Goal: Return every line of the records below verbatim, with no pictures in the copy.

Records to use:

==================================================

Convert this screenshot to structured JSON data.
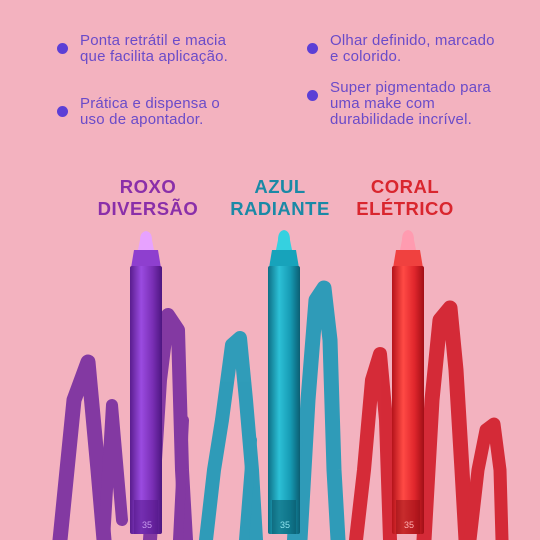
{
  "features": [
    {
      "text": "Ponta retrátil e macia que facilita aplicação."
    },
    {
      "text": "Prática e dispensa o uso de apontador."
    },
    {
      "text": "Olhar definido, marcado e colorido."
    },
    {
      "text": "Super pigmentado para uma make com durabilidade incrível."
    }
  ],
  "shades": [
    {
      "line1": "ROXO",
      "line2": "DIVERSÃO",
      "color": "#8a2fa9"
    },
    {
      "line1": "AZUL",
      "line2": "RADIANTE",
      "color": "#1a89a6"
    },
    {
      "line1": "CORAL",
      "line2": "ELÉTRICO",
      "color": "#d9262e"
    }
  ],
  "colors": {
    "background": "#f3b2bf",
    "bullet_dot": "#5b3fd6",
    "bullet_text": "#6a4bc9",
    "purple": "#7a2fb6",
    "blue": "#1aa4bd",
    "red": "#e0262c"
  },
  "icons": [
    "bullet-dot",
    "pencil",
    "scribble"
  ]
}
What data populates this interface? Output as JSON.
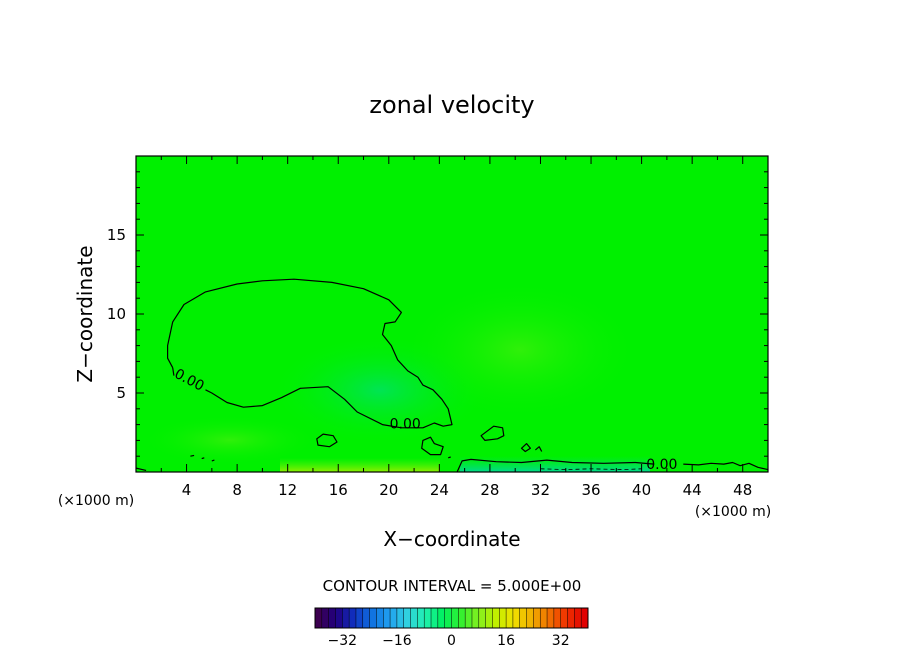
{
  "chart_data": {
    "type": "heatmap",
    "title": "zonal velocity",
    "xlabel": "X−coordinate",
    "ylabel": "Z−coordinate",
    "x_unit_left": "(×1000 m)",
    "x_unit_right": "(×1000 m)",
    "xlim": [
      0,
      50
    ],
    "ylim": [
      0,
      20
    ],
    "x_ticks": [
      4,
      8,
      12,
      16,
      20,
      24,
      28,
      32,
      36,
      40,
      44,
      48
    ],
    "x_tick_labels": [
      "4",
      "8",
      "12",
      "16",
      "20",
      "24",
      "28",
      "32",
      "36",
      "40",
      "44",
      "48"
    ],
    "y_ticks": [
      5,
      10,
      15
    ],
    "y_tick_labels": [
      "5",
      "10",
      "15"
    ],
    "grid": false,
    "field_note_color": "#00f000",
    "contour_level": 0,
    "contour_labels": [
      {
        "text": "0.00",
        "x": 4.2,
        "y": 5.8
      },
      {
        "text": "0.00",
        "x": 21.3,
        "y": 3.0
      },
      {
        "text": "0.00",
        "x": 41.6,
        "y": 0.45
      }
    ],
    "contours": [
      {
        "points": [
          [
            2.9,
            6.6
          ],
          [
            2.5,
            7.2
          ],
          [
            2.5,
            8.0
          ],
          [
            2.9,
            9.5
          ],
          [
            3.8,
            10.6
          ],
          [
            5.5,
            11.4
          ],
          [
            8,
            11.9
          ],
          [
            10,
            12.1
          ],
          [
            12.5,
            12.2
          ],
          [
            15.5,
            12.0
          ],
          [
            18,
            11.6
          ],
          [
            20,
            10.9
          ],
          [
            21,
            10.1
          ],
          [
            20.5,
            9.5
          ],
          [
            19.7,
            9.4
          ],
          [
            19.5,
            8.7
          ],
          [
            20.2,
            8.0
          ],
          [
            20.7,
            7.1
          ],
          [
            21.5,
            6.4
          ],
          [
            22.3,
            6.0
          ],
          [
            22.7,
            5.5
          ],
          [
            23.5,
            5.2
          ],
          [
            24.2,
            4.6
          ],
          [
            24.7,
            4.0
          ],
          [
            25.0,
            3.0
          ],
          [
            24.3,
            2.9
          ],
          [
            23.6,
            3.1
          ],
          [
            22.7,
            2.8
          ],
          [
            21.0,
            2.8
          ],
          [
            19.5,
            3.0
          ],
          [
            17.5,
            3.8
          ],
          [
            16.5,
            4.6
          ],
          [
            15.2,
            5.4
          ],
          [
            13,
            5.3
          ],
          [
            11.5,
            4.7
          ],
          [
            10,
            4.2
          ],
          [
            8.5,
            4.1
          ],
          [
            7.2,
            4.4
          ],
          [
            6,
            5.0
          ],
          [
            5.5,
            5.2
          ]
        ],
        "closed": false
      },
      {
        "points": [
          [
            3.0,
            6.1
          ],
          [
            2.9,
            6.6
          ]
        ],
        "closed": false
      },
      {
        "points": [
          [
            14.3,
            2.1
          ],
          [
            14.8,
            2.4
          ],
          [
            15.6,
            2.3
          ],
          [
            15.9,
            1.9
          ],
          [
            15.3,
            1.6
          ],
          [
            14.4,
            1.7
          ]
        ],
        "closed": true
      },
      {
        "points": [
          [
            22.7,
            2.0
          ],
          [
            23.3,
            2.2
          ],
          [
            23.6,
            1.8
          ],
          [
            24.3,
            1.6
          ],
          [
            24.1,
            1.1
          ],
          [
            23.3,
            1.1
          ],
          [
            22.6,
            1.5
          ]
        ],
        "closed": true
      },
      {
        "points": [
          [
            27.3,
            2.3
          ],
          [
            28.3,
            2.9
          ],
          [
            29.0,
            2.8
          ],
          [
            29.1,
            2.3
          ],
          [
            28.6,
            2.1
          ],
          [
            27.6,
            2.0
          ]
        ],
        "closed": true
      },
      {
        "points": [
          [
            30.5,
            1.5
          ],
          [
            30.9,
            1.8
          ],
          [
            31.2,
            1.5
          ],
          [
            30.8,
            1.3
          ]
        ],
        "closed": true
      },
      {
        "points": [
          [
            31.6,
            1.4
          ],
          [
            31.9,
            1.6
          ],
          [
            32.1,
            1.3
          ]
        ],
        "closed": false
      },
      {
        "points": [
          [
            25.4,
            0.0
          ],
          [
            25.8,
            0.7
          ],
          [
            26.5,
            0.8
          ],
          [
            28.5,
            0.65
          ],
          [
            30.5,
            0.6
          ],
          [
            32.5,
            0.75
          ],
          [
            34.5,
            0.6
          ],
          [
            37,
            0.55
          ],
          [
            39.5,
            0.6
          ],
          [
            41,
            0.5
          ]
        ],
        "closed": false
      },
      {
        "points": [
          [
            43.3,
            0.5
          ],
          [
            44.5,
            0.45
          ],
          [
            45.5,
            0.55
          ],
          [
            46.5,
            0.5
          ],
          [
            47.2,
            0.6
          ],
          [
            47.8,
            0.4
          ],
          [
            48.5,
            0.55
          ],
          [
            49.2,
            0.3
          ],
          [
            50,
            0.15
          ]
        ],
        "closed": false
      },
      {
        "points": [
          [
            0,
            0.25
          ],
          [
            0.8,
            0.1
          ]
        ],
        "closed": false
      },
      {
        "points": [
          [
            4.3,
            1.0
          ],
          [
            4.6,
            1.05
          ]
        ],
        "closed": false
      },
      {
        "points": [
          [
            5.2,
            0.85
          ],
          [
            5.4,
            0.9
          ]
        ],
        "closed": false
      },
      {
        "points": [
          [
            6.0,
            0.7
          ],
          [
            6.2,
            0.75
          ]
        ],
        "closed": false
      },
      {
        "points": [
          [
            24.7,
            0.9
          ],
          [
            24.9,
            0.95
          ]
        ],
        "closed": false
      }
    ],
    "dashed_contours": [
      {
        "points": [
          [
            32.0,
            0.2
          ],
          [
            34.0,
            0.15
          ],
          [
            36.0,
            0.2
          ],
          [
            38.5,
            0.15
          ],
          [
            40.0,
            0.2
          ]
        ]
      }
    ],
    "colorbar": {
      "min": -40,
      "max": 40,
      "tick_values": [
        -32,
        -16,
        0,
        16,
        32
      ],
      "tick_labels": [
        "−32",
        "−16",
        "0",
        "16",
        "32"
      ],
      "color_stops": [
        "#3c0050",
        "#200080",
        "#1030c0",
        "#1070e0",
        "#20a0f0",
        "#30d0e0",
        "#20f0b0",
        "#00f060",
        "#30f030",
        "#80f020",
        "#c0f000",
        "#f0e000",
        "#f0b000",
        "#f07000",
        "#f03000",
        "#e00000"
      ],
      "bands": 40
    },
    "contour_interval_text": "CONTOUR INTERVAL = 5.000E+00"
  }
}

==================================================

Expected answer:
Convert this screenshot to structured JSON data.
{
  "features": [
    {
      "text": "Ponta retrátil e macia que facilita aplicação."
    },
    {
      "text": "Prática e dispensa o uso de apontador."
    },
    {
      "text": "Olhar definido, marcado e colorido."
    },
    {
      "text": "Super pigmentado para uma make com durabilidade incrível."
    }
  ],
  "shades": [
    {
      "line1": "ROXO",
      "line2": "DIVERSÃO",
      "color": "#8a2fa9"
    },
    {
      "line1": "AZUL",
      "line2": "RADIANTE",
      "color": "#1a89a6"
    },
    {
      "line1": "CORAL",
      "line2": "ELÉTRICO",
      "color": "#d9262e"
    }
  ],
  "colors": {
    "background": "#f3b2bf",
    "bullet_dot": "#5b3fd6",
    "bullet_text": "#6a4bc9",
    "purple": "#7a2fb6",
    "blue": "#1aa4bd",
    "red": "#e0262c"
  },
  "icons": [
    "bullet-dot",
    "pencil",
    "scribble"
  ]
}
What data populates this interface? Output as JSON.
{
  "chart_data": {
    "type": "heatmap",
    "title": "zonal velocity",
    "xlabel": "X−coordinate",
    "ylabel": "Z−coordinate",
    "x_unit_left": "(×1000 m)",
    "x_unit_right": "(×1000 m)",
    "xlim": [
      0,
      50
    ],
    "ylim": [
      0,
      20
    ],
    "x_ticks": [
      4,
      8,
      12,
      16,
      20,
      24,
      28,
      32,
      36,
      40,
      44,
      48
    ],
    "x_tick_labels": [
      "4",
      "8",
      "12",
      "16",
      "20",
      "24",
      "28",
      "32",
      "36",
      "40",
      "44",
      "48"
    ],
    "y_ticks": [
      5,
      10,
      15
    ],
    "y_tick_labels": [
      "5",
      "10",
      "15"
    ],
    "grid": false,
    "field_note_color": "#00f000",
    "contour_level": 0,
    "contour_labels": [
      {
        "text": "0.00",
        "x": 4.2,
        "y": 5.8
      },
      {
        "text": "0.00",
        "x": 21.3,
        "y": 3.0
      },
      {
        "text": "0.00",
        "x": 41.6,
        "y": 0.45
      }
    ],
    "contours": [
      {
        "points": [
          [
            2.9,
            6.6
          ],
          [
            2.5,
            7.2
          ],
          [
            2.5,
            8.0
          ],
          [
            2.9,
            9.5
          ],
          [
            3.8,
            10.6
          ],
          [
            5.5,
            11.4
          ],
          [
            8,
            11.9
          ],
          [
            10,
            12.1
          ],
          [
            12.5,
            12.2
          ],
          [
            15.5,
            12.0
          ],
          [
            18,
            11.6
          ],
          [
            20,
            10.9
          ],
          [
            21,
            10.1
          ],
          [
            20.5,
            9.5
          ],
          [
            19.7,
            9.4
          ],
          [
            19.5,
            8.7
          ],
          [
            20.2,
            8.0
          ],
          [
            20.7,
            7.1
          ],
          [
            21.5,
            6.4
          ],
          [
            22.3,
            6.0
          ],
          [
            22.7,
            5.5
          ],
          [
            23.5,
            5.2
          ],
          [
            24.2,
            4.6
          ],
          [
            24.7,
            4.0
          ],
          [
            25.0,
            3.0
          ],
          [
            24.3,
            2.9
          ],
          [
            23.6,
            3.1
          ],
          [
            22.7,
            2.8
          ],
          [
            21.0,
            2.8
          ],
          [
            19.5,
            3.0
          ],
          [
            17.5,
            3.8
          ],
          [
            16.5,
            4.6
          ],
          [
            15.2,
            5.4
          ],
          [
            13,
            5.3
          ],
          [
            11.5,
            4.7
          ],
          [
            10,
            4.2
          ],
          [
            8.5,
            4.1
          ],
          [
            7.2,
            4.4
          ],
          [
            6,
            5.0
          ],
          [
            5.5,
            5.2
          ]
        ],
        "closed": false
      },
      {
        "points": [
          [
            3.0,
            6.1
          ],
          [
            2.9,
            6.6
          ]
        ],
        "closed": false
      },
      {
        "points": [
          [
            14.3,
            2.1
          ],
          [
            14.8,
            2.4
          ],
          [
            15.6,
            2.3
          ],
          [
            15.9,
            1.9
          ],
          [
            15.3,
            1.6
          ],
          [
            14.4,
            1.7
          ]
        ],
        "closed": true
      },
      {
        "points": [
          [
            22.7,
            2.0
          ],
          [
            23.3,
            2.2
          ],
          [
            23.6,
            1.8
          ],
          [
            24.3,
            1.6
          ],
          [
            24.1,
            1.1
          ],
          [
            23.3,
            1.1
          ],
          [
            22.6,
            1.5
          ]
        ],
        "closed": true
      },
      {
        "points": [
          [
            27.3,
            2.3
          ],
          [
            28.3,
            2.9
          ],
          [
            29.0,
            2.8
          ],
          [
            29.1,
            2.3
          ],
          [
            28.6,
            2.1
          ],
          [
            27.6,
            2.0
          ]
        ],
        "closed": true
      },
      {
        "points": [
          [
            30.5,
            1.5
          ],
          [
            30.9,
            1.8
          ],
          [
            31.2,
            1.5
          ],
          [
            30.8,
            1.3
          ]
        ],
        "closed": true
      },
      {
        "points": [
          [
            31.6,
            1.4
          ],
          [
            31.9,
            1.6
          ],
          [
            32.1,
            1.3
          ]
        ],
        "closed": false
      },
      {
        "points": [
          [
            25.4,
            0.0
          ],
          [
            25.8,
            0.7
          ],
          [
            26.5,
            0.8
          ],
          [
            28.5,
            0.65
          ],
          [
            30.5,
            0.6
          ],
          [
            32.5,
            0.75
          ],
          [
            34.5,
            0.6
          ],
          [
            37,
            0.55
          ],
          [
            39.5,
            0.6
          ],
          [
            41,
            0.5
          ]
        ],
        "closed": false
      },
      {
        "points": [
          [
            43.3,
            0.5
          ],
          [
            44.5,
            0.45
          ],
          [
            45.5,
            0.55
          ],
          [
            46.5,
            0.5
          ],
          [
            47.2,
            0.6
          ],
          [
            47.8,
            0.4
          ],
          [
            48.5,
            0.55
          ],
          [
            49.2,
            0.3
          ],
          [
            50,
            0.15
          ]
        ],
        "closed": false
      },
      {
        "points": [
          [
            0,
            0.25
          ],
          [
            0.8,
            0.1
          ]
        ],
        "closed": false
      },
      {
        "points": [
          [
            4.3,
            1.0
          ],
          [
            4.6,
            1.05
          ]
        ],
        "closed": false
      },
      {
        "points": [
          [
            5.2,
            0.85
          ],
          [
            5.4,
            0.9
          ]
        ],
        "closed": false
      },
      {
        "points": [
          [
            6.0,
            0.7
          ],
          [
            6.2,
            0.75
          ]
        ],
        "closed": false
      },
      {
        "points": [
          [
            24.7,
            0.9
          ],
          [
            24.9,
            0.95
          ]
        ],
        "closed": false
      }
    ],
    "dashed_contours": [
      {
        "points": [
          [
            32.0,
            0.2
          ],
          [
            34.0,
            0.15
          ],
          [
            36.0,
            0.2
          ],
          [
            38.5,
            0.15
          ],
          [
            40.0,
            0.2
          ]
        ]
      }
    ],
    "colorbar": {
      "min": -40,
      "max": 40,
      "tick_values": [
        -32,
        -16,
        0,
        16,
        32
      ],
      "tick_labels": [
        "−32",
        "−16",
        "0",
        "16",
        "32"
      ],
      "color_stops": [
        "#3c0050",
        "#200080",
        "#1030c0",
        "#1070e0",
        "#20a0f0",
        "#30d0e0",
        "#20f0b0",
        "#00f060",
        "#30f030",
        "#80f020",
        "#c0f000",
        "#f0e000",
        "#f0b000",
        "#f07000",
        "#f03000",
        "#e00000"
      ],
      "bands": 40
    },
    "contour_interval_text": "CONTOUR INTERVAL = 5.000E+00"
  }
}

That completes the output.